Given exercise:
Where a line holds the word "name", copy that line.

=-=-=-=-=

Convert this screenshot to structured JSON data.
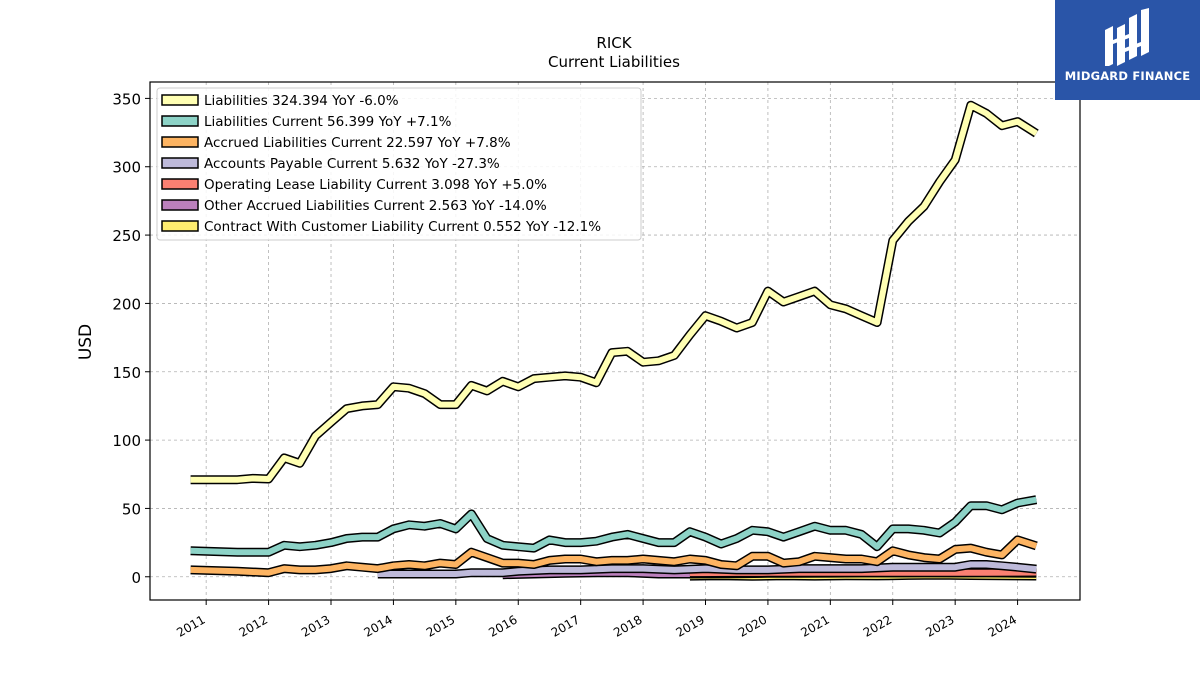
{
  "logo": {
    "name": "MIDGARD FINANCE",
    "icon": "midgard-finance-logo-icon",
    "bg_color": "#2a55a8"
  },
  "chart_data": {
    "type": "line",
    "title": "RICK",
    "subtitle": "Current  Liabilities",
    "ylabel": "USD",
    "xlabel": "",
    "ylim": [
      -17,
      362
    ],
    "xlim": [
      2010.1,
      2025.0
    ],
    "yticks": [
      0,
      50,
      100,
      150,
      200,
      250,
      300,
      350
    ],
    "xticks": [
      "2011",
      "2012",
      "2013",
      "2014",
      "2015",
      "2016",
      "2017",
      "2018",
      "2019",
      "2020",
      "2021",
      "2022",
      "2023",
      "2024"
    ],
    "grid": true,
    "legend_position": "top-left",
    "series": [
      {
        "name": "Liabilities",
        "legend": "Liabilities  324.394 YoY -6.0%",
        "color": "#ffffb3",
        "points": [
          [
            2010.75,
            71
          ],
          [
            2011.5,
            71
          ],
          [
            2011.75,
            72
          ],
          [
            2012.0,
            71.5
          ],
          [
            2012.25,
            87
          ],
          [
            2012.5,
            83
          ],
          [
            2012.75,
            103
          ],
          [
            2013.0,
            113
          ],
          [
            2013.25,
            123
          ],
          [
            2013.5,
            125
          ],
          [
            2013.75,
            126
          ],
          [
            2014.0,
            139
          ],
          [
            2014.25,
            138
          ],
          [
            2014.5,
            134
          ],
          [
            2014.75,
            126
          ],
          [
            2015.0,
            126
          ],
          [
            2015.25,
            140
          ],
          [
            2015.5,
            136
          ],
          [
            2015.75,
            143
          ],
          [
            2016.0,
            139
          ],
          [
            2016.25,
            145
          ],
          [
            2016.5,
            146
          ],
          [
            2016.75,
            147
          ],
          [
            2017.0,
            146
          ],
          [
            2017.25,
            142
          ],
          [
            2017.5,
            164
          ],
          [
            2017.75,
            165
          ],
          [
            2018.0,
            157
          ],
          [
            2018.25,
            158
          ],
          [
            2018.5,
            162
          ],
          [
            2018.75,
            177
          ],
          [
            2019.0,
            191
          ],
          [
            2019.25,
            187
          ],
          [
            2019.5,
            182
          ],
          [
            2019.75,
            186
          ],
          [
            2020.0,
            209
          ],
          [
            2020.25,
            201
          ],
          [
            2020.5,
            205
          ],
          [
            2020.75,
            209
          ],
          [
            2021.0,
            199
          ],
          [
            2021.25,
            196
          ],
          [
            2021.5,
            191
          ],
          [
            2021.75,
            186
          ],
          [
            2022.0,
            246
          ],
          [
            2022.25,
            260
          ],
          [
            2022.5,
            271
          ],
          [
            2022.75,
            289
          ],
          [
            2023.0,
            305
          ],
          [
            2023.25,
            345
          ],
          [
            2023.5,
            339
          ],
          [
            2023.75,
            330
          ],
          [
            2024.0,
            333
          ],
          [
            2024.3,
            324.394
          ]
        ]
      },
      {
        "name": "Liabilities Current",
        "legend": "Liabilities Current  56.399 YoY +7.1%",
        "color": "#8dd3c7",
        "points": [
          [
            2010.75,
            19
          ],
          [
            2011.5,
            18
          ],
          [
            2012.0,
            18
          ],
          [
            2012.25,
            23
          ],
          [
            2012.5,
            22
          ],
          [
            2012.75,
            23
          ],
          [
            2013.0,
            25
          ],
          [
            2013.25,
            28
          ],
          [
            2013.5,
            29
          ],
          [
            2013.75,
            29
          ],
          [
            2014.0,
            35
          ],
          [
            2014.25,
            38
          ],
          [
            2014.5,
            37
          ],
          [
            2014.75,
            39
          ],
          [
            2015.0,
            35
          ],
          [
            2015.25,
            46
          ],
          [
            2015.5,
            28
          ],
          [
            2015.75,
            23
          ],
          [
            2016.0,
            22
          ],
          [
            2016.25,
            21
          ],
          [
            2016.5,
            27
          ],
          [
            2016.75,
            25
          ],
          [
            2017.0,
            25
          ],
          [
            2017.25,
            26
          ],
          [
            2017.5,
            29
          ],
          [
            2017.75,
            31
          ],
          [
            2018.0,
            28
          ],
          [
            2018.25,
            25
          ],
          [
            2018.5,
            25
          ],
          [
            2018.75,
            33
          ],
          [
            2019.0,
            29
          ],
          [
            2019.25,
            24
          ],
          [
            2019.5,
            28
          ],
          [
            2019.75,
            34
          ],
          [
            2020.0,
            33
          ],
          [
            2020.25,
            29
          ],
          [
            2020.5,
            33
          ],
          [
            2020.75,
            37
          ],
          [
            2021.0,
            34
          ],
          [
            2021.25,
            34
          ],
          [
            2021.5,
            31
          ],
          [
            2021.75,
            22
          ],
          [
            2022.0,
            35
          ],
          [
            2022.25,
            35
          ],
          [
            2022.5,
            34
          ],
          [
            2022.75,
            32
          ],
          [
            2023.0,
            40
          ],
          [
            2023.25,
            52
          ],
          [
            2023.5,
            52
          ],
          [
            2023.75,
            49
          ],
          [
            2024.0,
            54
          ],
          [
            2024.3,
            56.399
          ]
        ]
      },
      {
        "name": "Accrued Liabilities Current",
        "legend": "Accrued Liabilities Current  22.597 YoY +7.8%",
        "color": "#fdb462",
        "points": [
          [
            2010.75,
            5
          ],
          [
            2011.5,
            4
          ],
          [
            2012.0,
            3
          ],
          [
            2012.25,
            6
          ],
          [
            2012.5,
            5
          ],
          [
            2012.75,
            5
          ],
          [
            2013.0,
            6
          ],
          [
            2013.25,
            8
          ],
          [
            2013.5,
            7
          ],
          [
            2013.75,
            6
          ],
          [
            2014.0,
            8
          ],
          [
            2014.25,
            9
          ],
          [
            2014.5,
            8
          ],
          [
            2014.75,
            10
          ],
          [
            2015.0,
            9
          ],
          [
            2015.25,
            18
          ],
          [
            2015.5,
            14
          ],
          [
            2015.75,
            10
          ],
          [
            2016.0,
            10
          ],
          [
            2016.25,
            9
          ],
          [
            2016.5,
            12
          ],
          [
            2016.75,
            13
          ],
          [
            2017.0,
            13
          ],
          [
            2017.25,
            11
          ],
          [
            2017.5,
            12
          ],
          [
            2017.75,
            12
          ],
          [
            2018.0,
            13
          ],
          [
            2018.25,
            12
          ],
          [
            2018.5,
            11
          ],
          [
            2018.75,
            13
          ],
          [
            2019.0,
            12
          ],
          [
            2019.25,
            9
          ],
          [
            2019.5,
            8
          ],
          [
            2019.75,
            15
          ],
          [
            2020.0,
            15
          ],
          [
            2020.25,
            10
          ],
          [
            2020.5,
            11
          ],
          [
            2020.75,
            15
          ],
          [
            2021.0,
            14
          ],
          [
            2021.25,
            13
          ],
          [
            2021.5,
            13
          ],
          [
            2021.75,
            11
          ],
          [
            2022.0,
            19
          ],
          [
            2022.25,
            16
          ],
          [
            2022.5,
            14
          ],
          [
            2022.75,
            13
          ],
          [
            2023.0,
            20
          ],
          [
            2023.25,
            21
          ],
          [
            2023.5,
            18
          ],
          [
            2023.75,
            16
          ],
          [
            2024.0,
            27
          ],
          [
            2024.3,
            22.597
          ]
        ]
      },
      {
        "name": "Accounts Payable Current",
        "legend": "Accounts Payable Current  5.632 YoY -27.3%",
        "color": "#bebada",
        "points": [
          [
            2013.75,
            2
          ],
          [
            2014.0,
            2
          ],
          [
            2014.25,
            2
          ],
          [
            2014.5,
            2
          ],
          [
            2014.75,
            2
          ],
          [
            2015.0,
            2
          ],
          [
            2015.25,
            3
          ],
          [
            2015.5,
            3
          ],
          [
            2015.75,
            3
          ],
          [
            2016.0,
            4
          ],
          [
            2016.5,
            5
          ],
          [
            2017.0,
            5
          ],
          [
            2017.5,
            6
          ],
          [
            2018.0,
            6
          ],
          [
            2018.5,
            5
          ],
          [
            2019.0,
            6
          ],
          [
            2019.5,
            5
          ],
          [
            2020.0,
            5
          ],
          [
            2020.5,
            6
          ],
          [
            2021.0,
            6
          ],
          [
            2021.5,
            6
          ],
          [
            2022.0,
            7
          ],
          [
            2022.5,
            7
          ],
          [
            2023.0,
            7
          ],
          [
            2023.25,
            9
          ],
          [
            2023.5,
            9
          ],
          [
            2023.75,
            8
          ],
          [
            2024.0,
            7
          ],
          [
            2024.3,
            5.632
          ]
        ]
      },
      {
        "name": "Operating Lease Liability Current",
        "legend": "Operating Lease Liability Current  3.098 YoY +5.0%",
        "color": "#fb8072",
        "points": [
          [
            2018.75,
            2.7
          ],
          [
            2019.5,
            2.8
          ],
          [
            2020.0,
            2.9
          ],
          [
            2020.5,
            2.9
          ],
          [
            2021.0,
            3.0
          ],
          [
            2021.5,
            3.0
          ],
          [
            2022.0,
            2.9
          ],
          [
            2022.5,
            3.0
          ],
          [
            2023.0,
            3.0
          ],
          [
            2023.5,
            3.0
          ],
          [
            2024.0,
            3.05
          ],
          [
            2024.3,
            3.098
          ]
        ]
      },
      {
        "name": "Other Accrued Liabilities Current",
        "legend": "Other Accrued Liabilities Current  2.563 YoY -14.0%",
        "color": "#bc80bd",
        "points": [
          [
            2015.75,
            1.5
          ],
          [
            2016.25,
            2.0
          ],
          [
            2016.75,
            2.5
          ],
          [
            2017.25,
            3.0
          ],
          [
            2017.75,
            3.0
          ],
          [
            2018.25,
            2.0
          ],
          [
            2018.75,
            2.0
          ],
          [
            2019.5,
            2.2
          ],
          [
            2020.0,
            2.5
          ],
          [
            2020.5,
            2.6
          ],
          [
            2021.0,
            2.7
          ],
          [
            2021.5,
            2.8
          ],
          [
            2022.0,
            2.8
          ],
          [
            2022.5,
            2.9
          ],
          [
            2023.0,
            2.8
          ],
          [
            2023.5,
            2.9
          ],
          [
            2024.0,
            2.7
          ],
          [
            2024.3,
            2.563
          ]
        ]
      },
      {
        "name": "Contract With Customer Liability Current",
        "legend": "Contract With Customer Liability Current  0.552 YoY -12.1%",
        "color": "#ffed6f",
        "points": [
          [
            2018.75,
            0.5
          ],
          [
            2019.25,
            0.8
          ],
          [
            2019.75,
            0.4
          ],
          [
            2020.25,
            0.7
          ],
          [
            2020.75,
            0.5
          ],
          [
            2021.25,
            0.8
          ],
          [
            2021.75,
            0.6
          ],
          [
            2022.25,
            1.0
          ],
          [
            2022.75,
            1.2
          ],
          [
            2023.25,
            0.9
          ],
          [
            2023.75,
            0.7
          ],
          [
            2024.0,
            0.6
          ],
          [
            2024.3,
            0.552
          ]
        ]
      }
    ]
  }
}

=-=-=-=-=

Completed task:
    "name": "MIDGARD FINANCE",
        "name": "Liabilities",
        "name": "Liabilities Current",
        "name": "Accrued Liabilities Current",
        "name": "Accounts Payable Current",
        "name": "Operating Lease Liability Current",
        "name": "Other Accrued Liabilities Current",
        "name": "Contract With Customer Liability Current",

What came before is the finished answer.